What follows is a set of records; repeat all of them exactly.
########
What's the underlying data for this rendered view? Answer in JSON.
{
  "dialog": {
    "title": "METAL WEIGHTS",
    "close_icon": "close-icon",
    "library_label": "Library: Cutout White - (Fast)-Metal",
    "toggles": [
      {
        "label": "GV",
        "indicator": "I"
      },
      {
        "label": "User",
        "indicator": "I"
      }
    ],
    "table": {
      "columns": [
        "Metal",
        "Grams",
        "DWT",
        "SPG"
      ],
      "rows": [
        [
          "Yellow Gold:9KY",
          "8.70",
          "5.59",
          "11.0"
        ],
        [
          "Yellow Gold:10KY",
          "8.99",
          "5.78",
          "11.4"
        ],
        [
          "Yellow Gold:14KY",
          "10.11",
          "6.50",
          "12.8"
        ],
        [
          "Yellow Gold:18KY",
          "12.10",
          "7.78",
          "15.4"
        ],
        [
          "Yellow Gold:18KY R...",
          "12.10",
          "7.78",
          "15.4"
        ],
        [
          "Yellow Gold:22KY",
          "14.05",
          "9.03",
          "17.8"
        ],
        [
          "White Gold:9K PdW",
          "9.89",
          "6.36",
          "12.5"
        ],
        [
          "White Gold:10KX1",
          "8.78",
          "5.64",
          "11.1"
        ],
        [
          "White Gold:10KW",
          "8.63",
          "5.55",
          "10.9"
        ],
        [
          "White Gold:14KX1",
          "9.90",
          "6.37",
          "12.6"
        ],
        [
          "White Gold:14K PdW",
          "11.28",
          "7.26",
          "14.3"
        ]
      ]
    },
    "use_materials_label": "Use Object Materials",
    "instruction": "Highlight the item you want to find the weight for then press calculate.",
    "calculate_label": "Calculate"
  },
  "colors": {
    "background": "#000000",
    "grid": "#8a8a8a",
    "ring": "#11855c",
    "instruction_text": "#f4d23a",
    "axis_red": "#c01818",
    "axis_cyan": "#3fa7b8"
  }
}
########
**FINISHED ANSWER:**
What's the underlying data for this rendered view? Answer in JSON.
{
  "dialog": {
    "title": "METAL WEIGHTS",
    "close_icon": "close-icon",
    "library_label": "Library: Cutout White - (Fast)-Metal",
    "toggles": [
      {
        "label": "GV",
        "indicator": "I"
      },
      {
        "label": "User",
        "indicator": "I"
      }
    ],
    "table": {
      "columns": [
        "Metal",
        "Grams",
        "DWT",
        "SPG"
      ],
      "rows": [
        [
          "Yellow Gold:9KY",
          "8.70",
          "5.59",
          "11.0"
        ],
        [
          "Yellow Gold:10KY",
          "8.99",
          "5.78",
          "11.4"
        ],
        [
          "Yellow Gold:14KY",
          "10.11",
          "6.50",
          "12.8"
        ],
        [
          "Yellow Gold:18KY",
          "12.10",
          "7.78",
          "15.4"
        ],
        [
          "Yellow Gold:18KY R...",
          "12.10",
          "7.78",
          "15.4"
        ],
        [
          "Yellow Gold:22KY",
          "14.05",
          "9.03",
          "17.8"
        ],
        [
          "White Gold:9K PdW",
          "9.89",
          "6.36",
          "12.5"
        ],
        [
          "White Gold:10KX1",
          "8.78",
          "5.64",
          "11.1"
        ],
        [
          "White Gold:10KW",
          "8.63",
          "5.55",
          "10.9"
        ],
        [
          "White Gold:14KX1",
          "9.90",
          "6.37",
          "12.6"
        ],
        [
          "White Gold:14K PdW",
          "11.28",
          "7.26",
          "14.3"
        ]
      ]
    },
    "use_materials_label": "Use Object Materials",
    "instruction": "Highlight the item you want to find the weight for then press calculate.",
    "calculate_label": "Calculate"
  },
  "colors": {
    "background": "#000000",
    "grid": "#8a8a8a",
    "ring": "#11855c",
    "instruction_text": "#f4d23a",
    "axis_red": "#c01818",
    "axis_cyan": "#3fa7b8"
  }
}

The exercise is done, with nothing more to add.